■ Task details: Leave out the pictures, then reproduce the rest of the material exactly.

[Data items]
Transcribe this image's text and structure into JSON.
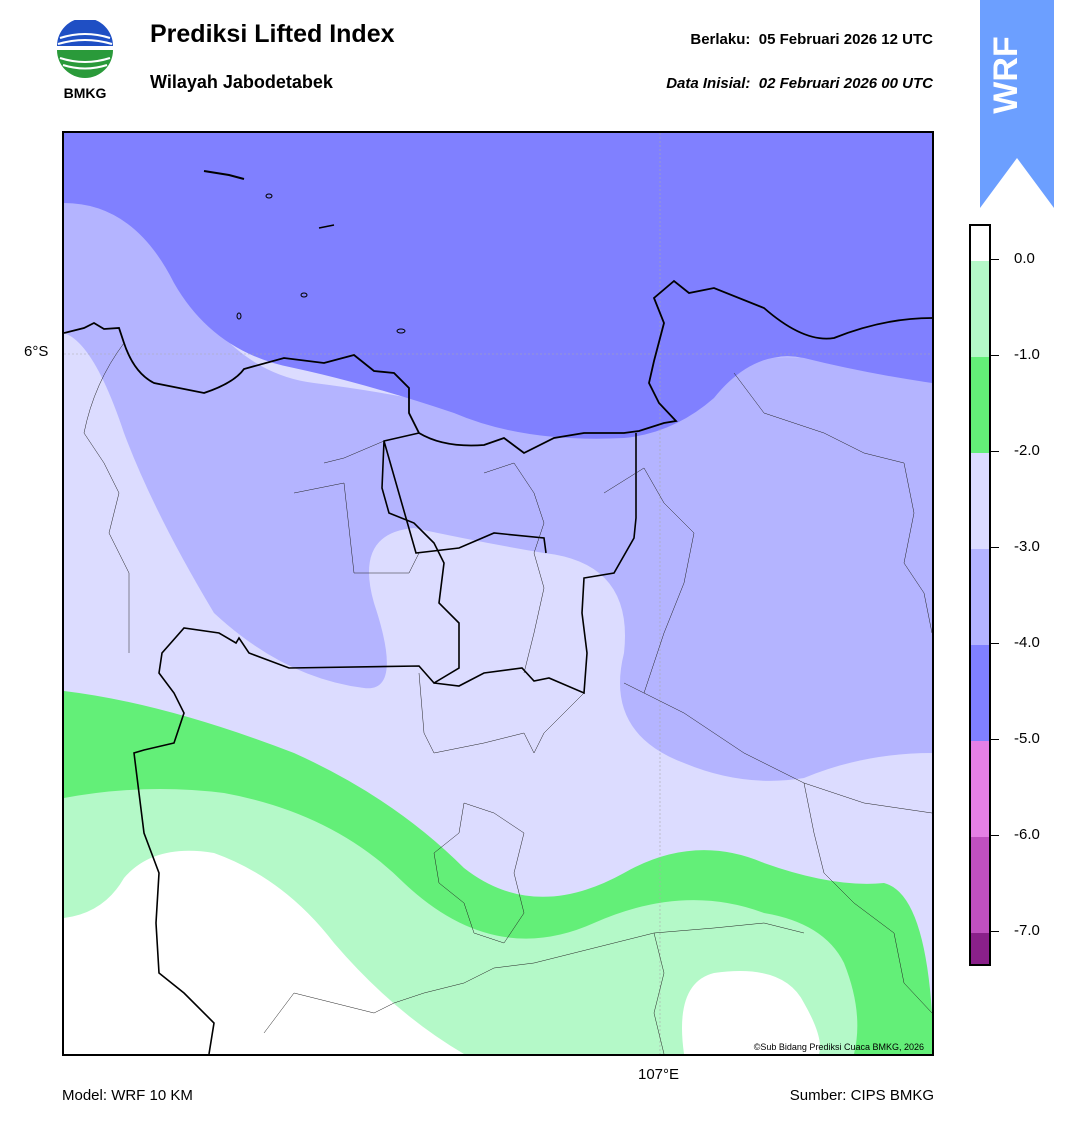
{
  "header": {
    "title": "Prediksi Lifted Index",
    "subtitle": "Wilayah Jabodetabek",
    "valid_label": "Berlaku:",
    "valid_time": "05 Februari 2026 12 UTC",
    "init_label": "Data Inisial:",
    "init_time": "02 Februari 2026 00 UTC"
  },
  "logo": {
    "text": "BMKG",
    "icon": "bmkg-logo"
  },
  "badge": {
    "text": "WRF",
    "color": "#6c9fff"
  },
  "map": {
    "lat_label": "6°S",
    "lon_label": "107°E",
    "credit": "©Sub Bidang Prediksi Cuaca BMKG, 2026"
  },
  "footer": {
    "model": "Model: WRF 10 KM",
    "source": "Sumber: CIPS BMKG"
  },
  "colorbar": {
    "labels": [
      "0.0",
      "-1.0",
      "-2.0",
      "-3.0",
      "-4.0",
      "-5.0",
      "-6.0",
      "-7.0"
    ],
    "colors": [
      "#ffffff",
      "#b4f9c8",
      "#63ef78",
      "#dcdcff",
      "#b4b4ff",
      "#8080ff",
      "#e680e6",
      "#c050c0",
      "#8a208a"
    ]
  }
}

■ Output for this exercise:
Transcribe this image's text and structure into JSON.
{
  "header": {
    "title": "Prediksi Lifted Index",
    "subtitle": "Wilayah Jabodetabek",
    "valid_label": "Berlaku:",
    "valid_time": "05 Februari 2026 12 UTC",
    "init_label": "Data Inisial:",
    "init_time": "02 Februari 2026 00 UTC"
  },
  "logo": {
    "text": "BMKG",
    "icon": "bmkg-logo"
  },
  "badge": {
    "text": "WRF",
    "color": "#6c9fff"
  },
  "map": {
    "lat_label": "6°S",
    "lon_label": "107°E",
    "credit": "©Sub Bidang Prediksi Cuaca BMKG, 2026"
  },
  "footer": {
    "model": "Model: WRF 10 KM",
    "source": "Sumber: CIPS BMKG"
  },
  "colorbar": {
    "labels": [
      "0.0",
      "-1.0",
      "-2.0",
      "-3.0",
      "-4.0",
      "-5.0",
      "-6.0",
      "-7.0"
    ],
    "colors": [
      "#ffffff",
      "#b4f9c8",
      "#63ef78",
      "#dcdcff",
      "#b4b4ff",
      "#8080ff",
      "#e680e6",
      "#c050c0",
      "#8a208a"
    ]
  }
}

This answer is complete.